All lines in the data bearing the string "Norway" should be identified and copied.

## Data supplied

::::::

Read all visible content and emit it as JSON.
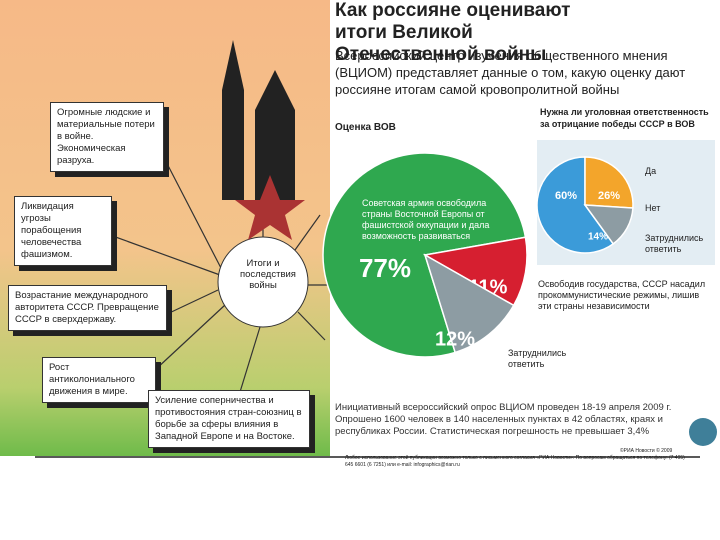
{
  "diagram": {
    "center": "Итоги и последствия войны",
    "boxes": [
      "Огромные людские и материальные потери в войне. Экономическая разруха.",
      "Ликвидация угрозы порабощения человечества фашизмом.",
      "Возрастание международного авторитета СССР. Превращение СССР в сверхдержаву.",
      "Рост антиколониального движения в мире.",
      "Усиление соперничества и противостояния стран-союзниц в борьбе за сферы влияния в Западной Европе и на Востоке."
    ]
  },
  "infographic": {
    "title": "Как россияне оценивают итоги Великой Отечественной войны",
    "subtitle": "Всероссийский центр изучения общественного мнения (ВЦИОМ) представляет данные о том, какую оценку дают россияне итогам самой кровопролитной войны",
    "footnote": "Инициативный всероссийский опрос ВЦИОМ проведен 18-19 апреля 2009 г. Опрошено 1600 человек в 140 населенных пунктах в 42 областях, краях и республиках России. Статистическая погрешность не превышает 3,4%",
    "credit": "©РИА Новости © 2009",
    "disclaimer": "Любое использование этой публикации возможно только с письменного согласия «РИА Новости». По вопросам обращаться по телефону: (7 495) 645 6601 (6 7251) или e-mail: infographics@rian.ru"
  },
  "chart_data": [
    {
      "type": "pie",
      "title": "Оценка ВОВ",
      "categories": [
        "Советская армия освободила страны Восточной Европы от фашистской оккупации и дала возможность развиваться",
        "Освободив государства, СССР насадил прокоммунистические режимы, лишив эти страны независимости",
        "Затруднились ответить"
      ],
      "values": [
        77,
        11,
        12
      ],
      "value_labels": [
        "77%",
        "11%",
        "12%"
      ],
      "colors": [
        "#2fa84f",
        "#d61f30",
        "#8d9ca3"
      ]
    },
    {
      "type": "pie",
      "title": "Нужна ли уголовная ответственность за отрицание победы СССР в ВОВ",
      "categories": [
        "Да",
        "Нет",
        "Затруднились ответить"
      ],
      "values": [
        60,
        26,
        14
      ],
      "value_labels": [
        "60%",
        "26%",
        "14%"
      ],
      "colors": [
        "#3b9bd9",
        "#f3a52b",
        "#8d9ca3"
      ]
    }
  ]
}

::::::

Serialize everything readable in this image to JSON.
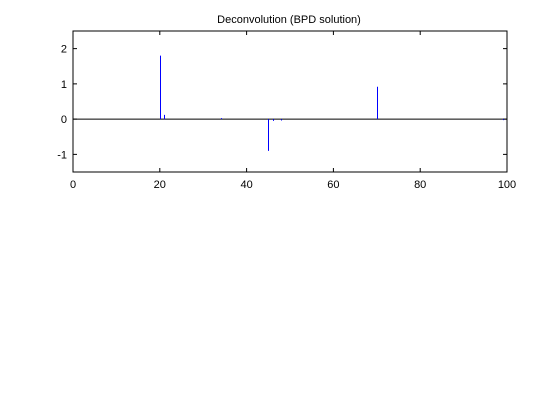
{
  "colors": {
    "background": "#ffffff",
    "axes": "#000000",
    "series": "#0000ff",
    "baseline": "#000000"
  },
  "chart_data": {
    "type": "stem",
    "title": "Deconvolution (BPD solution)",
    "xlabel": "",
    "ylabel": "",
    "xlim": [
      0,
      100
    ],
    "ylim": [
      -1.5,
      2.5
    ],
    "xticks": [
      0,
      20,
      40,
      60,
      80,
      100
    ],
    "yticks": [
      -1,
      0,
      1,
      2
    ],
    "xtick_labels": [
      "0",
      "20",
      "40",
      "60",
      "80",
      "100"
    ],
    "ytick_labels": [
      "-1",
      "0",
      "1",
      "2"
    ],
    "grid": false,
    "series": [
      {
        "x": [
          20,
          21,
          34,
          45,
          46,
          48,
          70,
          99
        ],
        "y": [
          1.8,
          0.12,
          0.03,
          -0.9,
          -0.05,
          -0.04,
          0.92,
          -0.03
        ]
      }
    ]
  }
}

::::::

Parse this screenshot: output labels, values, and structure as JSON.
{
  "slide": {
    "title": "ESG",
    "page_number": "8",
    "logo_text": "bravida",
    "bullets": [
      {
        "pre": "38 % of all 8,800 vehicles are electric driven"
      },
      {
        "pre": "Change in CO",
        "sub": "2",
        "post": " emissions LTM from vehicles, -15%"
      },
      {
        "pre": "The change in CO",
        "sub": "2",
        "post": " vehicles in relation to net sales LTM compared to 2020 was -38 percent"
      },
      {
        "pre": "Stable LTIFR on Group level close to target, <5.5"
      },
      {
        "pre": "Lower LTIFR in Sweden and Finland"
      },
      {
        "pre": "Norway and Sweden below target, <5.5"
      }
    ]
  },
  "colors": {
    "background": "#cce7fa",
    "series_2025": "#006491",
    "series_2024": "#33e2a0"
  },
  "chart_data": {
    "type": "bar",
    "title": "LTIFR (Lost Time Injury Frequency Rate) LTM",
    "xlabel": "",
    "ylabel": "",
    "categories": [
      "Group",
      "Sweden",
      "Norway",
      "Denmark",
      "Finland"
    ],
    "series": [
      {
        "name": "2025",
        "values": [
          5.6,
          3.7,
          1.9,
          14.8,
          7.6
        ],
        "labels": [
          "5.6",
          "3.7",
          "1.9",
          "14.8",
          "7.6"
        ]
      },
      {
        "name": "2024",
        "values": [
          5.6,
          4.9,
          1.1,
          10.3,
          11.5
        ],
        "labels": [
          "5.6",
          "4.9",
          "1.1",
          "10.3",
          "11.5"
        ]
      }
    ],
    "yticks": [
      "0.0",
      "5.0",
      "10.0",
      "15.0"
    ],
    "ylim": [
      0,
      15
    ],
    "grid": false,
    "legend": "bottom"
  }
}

::::::

## Final answer
        "pre": "Norway and Sweden below target, <5.5"
      "Norway",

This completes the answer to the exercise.